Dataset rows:
·····
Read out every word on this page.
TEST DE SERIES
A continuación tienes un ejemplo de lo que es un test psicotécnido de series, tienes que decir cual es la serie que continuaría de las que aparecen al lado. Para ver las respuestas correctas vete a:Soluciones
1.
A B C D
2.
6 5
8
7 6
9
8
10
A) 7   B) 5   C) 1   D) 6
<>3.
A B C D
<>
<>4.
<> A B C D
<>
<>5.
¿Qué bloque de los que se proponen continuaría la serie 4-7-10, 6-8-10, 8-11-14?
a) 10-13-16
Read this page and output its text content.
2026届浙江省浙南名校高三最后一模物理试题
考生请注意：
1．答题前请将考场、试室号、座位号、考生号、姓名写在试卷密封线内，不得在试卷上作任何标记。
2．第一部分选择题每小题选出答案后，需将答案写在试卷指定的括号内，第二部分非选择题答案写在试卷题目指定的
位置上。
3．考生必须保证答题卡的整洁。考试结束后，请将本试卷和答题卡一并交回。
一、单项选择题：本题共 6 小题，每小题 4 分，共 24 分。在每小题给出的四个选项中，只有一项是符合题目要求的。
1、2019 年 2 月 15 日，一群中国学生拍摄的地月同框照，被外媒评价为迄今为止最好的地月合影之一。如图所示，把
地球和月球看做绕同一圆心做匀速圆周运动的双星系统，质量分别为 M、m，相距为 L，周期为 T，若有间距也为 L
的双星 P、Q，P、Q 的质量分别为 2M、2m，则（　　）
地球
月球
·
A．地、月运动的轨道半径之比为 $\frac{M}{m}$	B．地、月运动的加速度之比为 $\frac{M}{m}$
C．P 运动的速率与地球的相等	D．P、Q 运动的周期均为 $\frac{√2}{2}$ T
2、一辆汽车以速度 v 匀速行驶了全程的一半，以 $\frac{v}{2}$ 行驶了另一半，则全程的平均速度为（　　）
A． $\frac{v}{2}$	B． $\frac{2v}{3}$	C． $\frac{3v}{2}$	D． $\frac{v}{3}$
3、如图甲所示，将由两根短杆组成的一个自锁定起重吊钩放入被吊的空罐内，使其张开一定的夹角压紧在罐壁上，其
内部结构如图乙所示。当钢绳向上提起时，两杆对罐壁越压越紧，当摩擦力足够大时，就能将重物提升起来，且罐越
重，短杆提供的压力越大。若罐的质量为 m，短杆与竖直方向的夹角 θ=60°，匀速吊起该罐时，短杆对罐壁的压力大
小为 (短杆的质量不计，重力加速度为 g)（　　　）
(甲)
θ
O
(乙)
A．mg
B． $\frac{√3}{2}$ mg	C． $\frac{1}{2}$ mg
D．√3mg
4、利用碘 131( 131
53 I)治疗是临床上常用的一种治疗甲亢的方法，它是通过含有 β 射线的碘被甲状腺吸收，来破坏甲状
·····
■ **DIRECTIVE**:
Each entry above is to be set down again in exactly the same words.

■ **THE COMPLETED TASK**:
Read out every word on this page.
TEST DE SERIES
A continuación tienes un ejemplo de lo que es un test psicotécnido de series, tienes que decir cual es la serie que continuaría de las que aparecen al lado. Para ver las respuestas correctas vete a:Soluciones
1.
A B C D
2.
6 5
8
7 6
9
8
10
A) 7   B) 5   C) 1   D) 6
<>3.
A B C D
<>
<>4.
<> A B C D
<>
<>5.
¿Qué bloque de los que se proponen continuaría la serie 4-7-10, 6-8-10, 8-11-14?
a) 10-13-16
Read this page and output its text content.
2026届浙江省浙南名校高三最后一模物理试题
考生请注意：
1．答题前请将考场、试室号、座位号、考生号、姓名写在试卷密封线内，不得在试卷上作任何标记。
2．第一部分选择题每小题选出答案后，需将答案写在试卷指定的括号内，第二部分非选择题答案写在试卷题目指定的
位置上。
3．考生必须保证答题卡的整洁。考试结束后，请将本试卷和答题卡一并交回。
一、单项选择题：本题共 6 小题，每小题 4 分，共 24 分。在每小题给出的四个选项中，只有一项是符合题目要求的。
1、2019 年 2 月 15 日，一群中国学生拍摄的地月同框照，被外媒评价为迄今为止最好的地月合影之一。如图所示，把
地球和月球看做绕同一圆心做匀速圆周运动的双星系统，质量分别为 M、m，相距为 L，周期为 T，若有间距也为 L
的双星 P、Q，P、Q 的质量分别为 2M、2m，则（　　）
地球
月球
·
A．地、月运动的轨道半径之比为 $\frac{M}{m}$	B．地、月运动的加速度之比为 $\frac{M}{m}$
C．P 运动的速率与地球的相等	D．P、Q 运动的周期均为 $\frac{√2}{2}$ T
2、一辆汽车以速度 v 匀速行驶了全程的一半，以 $\frac{v}{2}$ 行驶了另一半，则全程的平均速度为（　　）
A． $\frac{v}{2}$	B． $\frac{2v}{3}$	C． $\frac{3v}{2}$	D． $\frac{v}{3}$
3、如图甲所示，将由两根短杆组成的一个自锁定起重吊钩放入被吊的空罐内，使其张开一定的夹角压紧在罐壁上，其
内部结构如图乙所示。当钢绳向上提起时，两杆对罐壁越压越紧，当摩擦力足够大时，就能将重物提升起来，且罐越
重，短杆提供的压力越大。若罐的质量为 m，短杆与竖直方向的夹角 θ=60°，匀速吊起该罐时，短杆对罐壁的压力大
小为 (短杆的质量不计，重力加速度为 g)（　　　）
(甲)
θ
O
(乙)
A．mg
B． $\frac{√3}{2}$ mg	C． $\frac{1}{2}$ mg
D．√3mg
4、利用碘 131( 131
53 I)治疗是临床上常用的一种治疗甲亢的方法，它是通过含有 β 射线的碘被甲状腺吸收，来破坏甲状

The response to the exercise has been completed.